**WHAT YOU HAVE TO DO**
Write each record again exactly as it stands.

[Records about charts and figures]
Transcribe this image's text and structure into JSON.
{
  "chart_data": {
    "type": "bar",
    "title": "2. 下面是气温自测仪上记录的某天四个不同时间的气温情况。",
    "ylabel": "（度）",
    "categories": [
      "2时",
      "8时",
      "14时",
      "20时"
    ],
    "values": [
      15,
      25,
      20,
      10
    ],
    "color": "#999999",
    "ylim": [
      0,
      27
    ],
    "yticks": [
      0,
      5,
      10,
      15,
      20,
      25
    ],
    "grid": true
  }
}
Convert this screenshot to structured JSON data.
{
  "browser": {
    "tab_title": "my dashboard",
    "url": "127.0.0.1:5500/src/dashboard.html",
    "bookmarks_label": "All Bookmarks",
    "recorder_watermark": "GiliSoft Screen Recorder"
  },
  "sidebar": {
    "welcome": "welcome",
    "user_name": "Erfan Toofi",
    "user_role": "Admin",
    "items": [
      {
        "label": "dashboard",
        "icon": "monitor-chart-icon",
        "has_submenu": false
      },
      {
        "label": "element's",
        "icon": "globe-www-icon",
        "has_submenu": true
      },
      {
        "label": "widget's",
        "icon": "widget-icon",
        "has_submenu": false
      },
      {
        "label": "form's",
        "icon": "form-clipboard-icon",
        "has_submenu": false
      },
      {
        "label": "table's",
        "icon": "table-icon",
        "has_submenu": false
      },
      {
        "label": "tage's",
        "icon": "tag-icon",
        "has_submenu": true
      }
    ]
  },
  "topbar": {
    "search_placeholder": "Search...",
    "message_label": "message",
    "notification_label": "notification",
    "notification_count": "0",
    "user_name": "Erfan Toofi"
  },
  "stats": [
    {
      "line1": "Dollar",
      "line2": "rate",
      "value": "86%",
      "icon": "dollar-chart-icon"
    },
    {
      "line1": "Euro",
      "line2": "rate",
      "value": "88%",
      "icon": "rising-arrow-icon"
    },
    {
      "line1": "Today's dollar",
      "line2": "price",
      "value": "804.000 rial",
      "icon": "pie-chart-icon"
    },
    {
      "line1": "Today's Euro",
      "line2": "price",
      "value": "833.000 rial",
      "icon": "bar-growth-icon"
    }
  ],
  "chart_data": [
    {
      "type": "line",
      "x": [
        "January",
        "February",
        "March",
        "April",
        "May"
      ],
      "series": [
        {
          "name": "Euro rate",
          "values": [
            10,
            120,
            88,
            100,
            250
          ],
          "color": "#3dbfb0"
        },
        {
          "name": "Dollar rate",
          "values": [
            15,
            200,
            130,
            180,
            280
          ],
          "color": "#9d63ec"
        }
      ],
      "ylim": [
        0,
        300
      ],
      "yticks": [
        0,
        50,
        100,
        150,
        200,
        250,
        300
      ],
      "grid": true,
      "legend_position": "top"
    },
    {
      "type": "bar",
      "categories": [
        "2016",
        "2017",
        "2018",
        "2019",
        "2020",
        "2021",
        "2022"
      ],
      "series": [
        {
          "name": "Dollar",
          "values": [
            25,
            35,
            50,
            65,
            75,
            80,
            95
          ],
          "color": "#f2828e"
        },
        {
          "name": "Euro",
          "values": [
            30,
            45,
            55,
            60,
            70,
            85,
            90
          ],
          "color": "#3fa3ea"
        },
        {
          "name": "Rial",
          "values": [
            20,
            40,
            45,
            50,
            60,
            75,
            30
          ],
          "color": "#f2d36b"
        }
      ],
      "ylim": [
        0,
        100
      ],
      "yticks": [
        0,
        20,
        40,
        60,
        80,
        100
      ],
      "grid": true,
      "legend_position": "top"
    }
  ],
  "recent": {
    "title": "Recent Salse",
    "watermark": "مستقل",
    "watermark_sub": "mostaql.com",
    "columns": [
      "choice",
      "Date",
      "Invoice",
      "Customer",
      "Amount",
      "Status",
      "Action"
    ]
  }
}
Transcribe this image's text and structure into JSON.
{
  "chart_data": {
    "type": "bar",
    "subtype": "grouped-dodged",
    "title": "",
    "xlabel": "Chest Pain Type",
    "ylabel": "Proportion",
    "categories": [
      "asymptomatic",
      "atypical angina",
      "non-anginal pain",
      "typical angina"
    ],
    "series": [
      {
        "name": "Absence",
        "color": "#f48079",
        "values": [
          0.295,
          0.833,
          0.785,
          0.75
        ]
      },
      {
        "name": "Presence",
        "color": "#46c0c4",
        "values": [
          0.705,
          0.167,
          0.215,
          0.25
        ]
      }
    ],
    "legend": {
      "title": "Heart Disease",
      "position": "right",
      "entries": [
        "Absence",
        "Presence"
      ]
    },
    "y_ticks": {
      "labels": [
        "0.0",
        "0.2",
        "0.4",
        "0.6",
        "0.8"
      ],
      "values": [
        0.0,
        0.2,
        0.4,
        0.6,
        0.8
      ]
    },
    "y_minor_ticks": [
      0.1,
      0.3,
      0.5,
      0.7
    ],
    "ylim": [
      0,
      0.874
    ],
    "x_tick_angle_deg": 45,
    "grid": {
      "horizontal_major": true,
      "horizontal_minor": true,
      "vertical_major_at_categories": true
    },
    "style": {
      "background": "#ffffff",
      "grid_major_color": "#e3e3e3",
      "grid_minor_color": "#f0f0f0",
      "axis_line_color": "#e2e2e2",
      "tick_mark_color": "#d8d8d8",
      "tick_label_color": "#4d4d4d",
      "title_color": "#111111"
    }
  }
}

**TASK RESULT**
Transcribe this image's text and structure into JSON.
{
  "chart_data": {
    "type": "bar",
    "title": "2. 下面是气温自测仪上记录的某天四个不同时间的气温情况。",
    "ylabel": "（度）",
    "categories": [
      "2时",
      "8时",
      "14时",
      "20时"
    ],
    "values": [
      15,
      25,
      20,
      10
    ],
    "color": "#999999",
    "ylim": [
      0,
      27
    ],
    "yticks": [
      0,
      5,
      10,
      15,
      20,
      25
    ],
    "grid": true
  }
}
Convert this screenshot to structured JSON data.
{
  "browser": {
    "tab_title": "my dashboard",
    "url": "127.0.0.1:5500/src/dashboard.html",
    "bookmarks_label": "All Bookmarks",
    "recorder_watermark": "GiliSoft Screen Recorder"
  },
  "sidebar": {
    "welcome": "welcome",
    "user_name": "Erfan Toofi",
    "user_role": "Admin",
    "items": [
      {
        "label": "dashboard",
        "icon": "monitor-chart-icon",
        "has_submenu": false
      },
      {
        "label": "element's",
        "icon": "globe-www-icon",
        "has_submenu": true
      },
      {
        "label": "widget's",
        "icon": "widget-icon",
        "has_submenu": false
      },
      {
        "label": "form's",
        "icon": "form-clipboard-icon",
        "has_submenu": false
      },
      {
        "label": "table's",
        "icon": "table-icon",
        "has_submenu": false
      },
      {
        "label": "tage's",
        "icon": "tag-icon",
        "has_submenu": true
      }
    ]
  },
  "topbar": {
    "search_placeholder": "Search...",
    "message_label": "message",
    "notification_label": "notification",
    "notification_count": "0",
    "user_name": "Erfan Toofi"
  },
  "stats": [
    {
      "line1": "Dollar",
      "line2": "rate",
      "value": "86%",
      "icon": "dollar-chart-icon"
    },
    {
      "line1": "Euro",
      "line2": "rate",
      "value": "88%",
      "icon": "rising-arrow-icon"
    },
    {
      "line1": "Today's dollar",
      "line2": "price",
      "value": "804.000 rial",
      "icon": "pie-chart-icon"
    },
    {
      "line1": "Today's Euro",
      "line2": "price",
      "value": "833.000 rial",
      "icon": "bar-growth-icon"
    }
  ],
  "chart_data": [
    {
      "type": "line",
      "x": [
        "January",
        "February",
        "March",
        "April",
        "May"
      ],
      "series": [
        {
          "name": "Euro rate",
          "values": [
            10,
            120,
            88,
            100,
            250
          ],
          "color": "#3dbfb0"
        },
        {
          "name": "Dollar rate",
          "values": [
            15,
            200,
            130,
            180,
            280
          ],
          "color": "#9d63ec"
        }
      ],
      "ylim": [
        0,
        300
      ],
      "yticks": [
        0,
        50,
        100,
        150,
        200,
        250,
        300
      ],
      "grid": true,
      "legend_position": "top"
    },
    {
      "type": "bar",
      "categories": [
        "2016",
        "2017",
        "2018",
        "2019",
        "2020",
        "2021",
        "2022"
      ],
      "series": [
        {
          "name": "Dollar",
          "values": [
            25,
            35,
            50,
            65,
            75,
            80,
            95
          ],
          "color": "#f2828e"
        },
        {
          "name": "Euro",
          "values": [
            30,
            45,
            55,
            60,
            70,
            85,
            90
          ],
          "color": "#3fa3ea"
        },
        {
          "name": "Rial",
          "values": [
            20,
            40,
            45,
            50,
            60,
            75,
            30
          ],
          "color": "#f2d36b"
        }
      ],
      "ylim": [
        0,
        100
      ],
      "yticks": [
        0,
        20,
        40,
        60,
        80,
        100
      ],
      "grid": true,
      "legend_position": "top"
    }
  ],
  "recent": {
    "title": "Recent Salse",
    "watermark": "مستقل",
    "watermark_sub": "mostaql.com",
    "columns": [
      "choice",
      "Date",
      "Invoice",
      "Customer",
      "Amount",
      "Status",
      "Action"
    ]
  }
}
Transcribe this image's text and structure into JSON.
{
  "chart_data": {
    "type": "bar",
    "subtype": "grouped-dodged",
    "title": "",
    "xlabel": "Chest Pain Type",
    "ylabel": "Proportion",
    "categories": [
      "asymptomatic",
      "atypical angina",
      "non-anginal pain",
      "typical angina"
    ],
    "series": [
      {
        "name": "Absence",
        "color": "#f48079",
        "values": [
          0.295,
          0.833,
          0.785,
          0.75
        ]
      },
      {
        "name": "Presence",
        "color": "#46c0c4",
        "values": [
          0.705,
          0.167,
          0.215,
          0.25
        ]
      }
    ],
    "legend": {
      "title": "Heart Disease",
      "position": "right",
      "entries": [
        "Absence",
        "Presence"
      ]
    },
    "y_ticks": {
      "labels": [
        "0.0",
        "0.2",
        "0.4",
        "0.6",
        "0.8"
      ],
      "values": [
        0.0,
        0.2,
        0.4,
        0.6,
        0.8
      ]
    },
    "y_minor_ticks": [
      0.1,
      0.3,
      0.5,
      0.7
    ],
    "ylim": [
      0,
      0.874
    ],
    "x_tick_angle_deg": 45,
    "grid": {
      "horizontal_major": true,
      "horizontal_minor": true,
      "vertical_major_at_categories": true
    },
    "style": {
      "background": "#ffffff",
      "grid_major_color": "#e3e3e3",
      "grid_minor_color": "#f0f0f0",
      "axis_line_color": "#e2e2e2",
      "tick_mark_color": "#d8d8d8",
      "tick_label_color": "#4d4d4d",
      "title_color": "#111111"
    }
  }
}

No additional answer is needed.